start DATA

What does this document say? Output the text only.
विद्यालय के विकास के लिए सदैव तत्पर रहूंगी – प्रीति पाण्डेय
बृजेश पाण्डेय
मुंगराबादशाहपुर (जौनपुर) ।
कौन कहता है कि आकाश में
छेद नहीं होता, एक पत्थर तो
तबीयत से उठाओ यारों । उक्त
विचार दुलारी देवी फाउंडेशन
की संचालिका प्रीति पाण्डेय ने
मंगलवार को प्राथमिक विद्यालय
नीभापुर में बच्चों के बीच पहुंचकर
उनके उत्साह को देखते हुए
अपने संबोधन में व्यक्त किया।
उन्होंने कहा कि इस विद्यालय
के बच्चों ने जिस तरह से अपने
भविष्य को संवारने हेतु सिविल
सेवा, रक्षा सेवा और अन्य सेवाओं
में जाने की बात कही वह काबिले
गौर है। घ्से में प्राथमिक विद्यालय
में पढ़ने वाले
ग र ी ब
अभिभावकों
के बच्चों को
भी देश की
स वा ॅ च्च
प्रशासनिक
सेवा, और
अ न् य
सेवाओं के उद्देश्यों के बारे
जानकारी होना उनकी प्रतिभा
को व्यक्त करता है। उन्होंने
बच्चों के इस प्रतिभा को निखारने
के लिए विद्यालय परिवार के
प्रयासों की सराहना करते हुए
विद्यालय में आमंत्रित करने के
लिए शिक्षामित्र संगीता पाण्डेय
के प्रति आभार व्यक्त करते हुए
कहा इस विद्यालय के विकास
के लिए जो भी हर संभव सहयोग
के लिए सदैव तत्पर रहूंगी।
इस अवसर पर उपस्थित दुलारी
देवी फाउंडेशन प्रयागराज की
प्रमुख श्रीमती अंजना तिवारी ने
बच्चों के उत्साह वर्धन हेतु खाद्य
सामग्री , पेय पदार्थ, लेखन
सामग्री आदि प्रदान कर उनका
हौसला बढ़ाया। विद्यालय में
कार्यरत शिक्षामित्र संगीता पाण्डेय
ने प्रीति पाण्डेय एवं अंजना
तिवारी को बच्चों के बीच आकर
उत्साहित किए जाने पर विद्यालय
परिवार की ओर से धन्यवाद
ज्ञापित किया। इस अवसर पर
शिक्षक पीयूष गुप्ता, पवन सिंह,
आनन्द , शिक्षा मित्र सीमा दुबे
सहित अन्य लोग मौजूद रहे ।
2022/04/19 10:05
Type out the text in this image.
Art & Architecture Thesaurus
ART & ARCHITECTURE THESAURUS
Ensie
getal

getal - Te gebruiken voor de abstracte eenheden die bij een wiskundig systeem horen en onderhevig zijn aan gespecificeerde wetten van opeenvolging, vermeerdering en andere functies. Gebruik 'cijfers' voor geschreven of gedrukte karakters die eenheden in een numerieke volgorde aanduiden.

end DATA

INSTRUCTION. Your output consists solely of the lines from the one with "Type out the text in this image." through the last line, copied exactly.

TASK OUTPUT.
Type out the text in this image.
Art & Architecture Thesaurus
ART & ARCHITECTURE THESAURUS
Ensie
getal

getal - Te gebruiken voor de abstracte eenheden die bij een wiskundig systeem horen en onderhevig zijn aan gespecificeerde wetten van opeenvolging, vermeerdering en andere functies. Gebruik 'cijfers' voor geschreven of gedrukte karakters die eenheden in een numerieke volgorde aanduiden.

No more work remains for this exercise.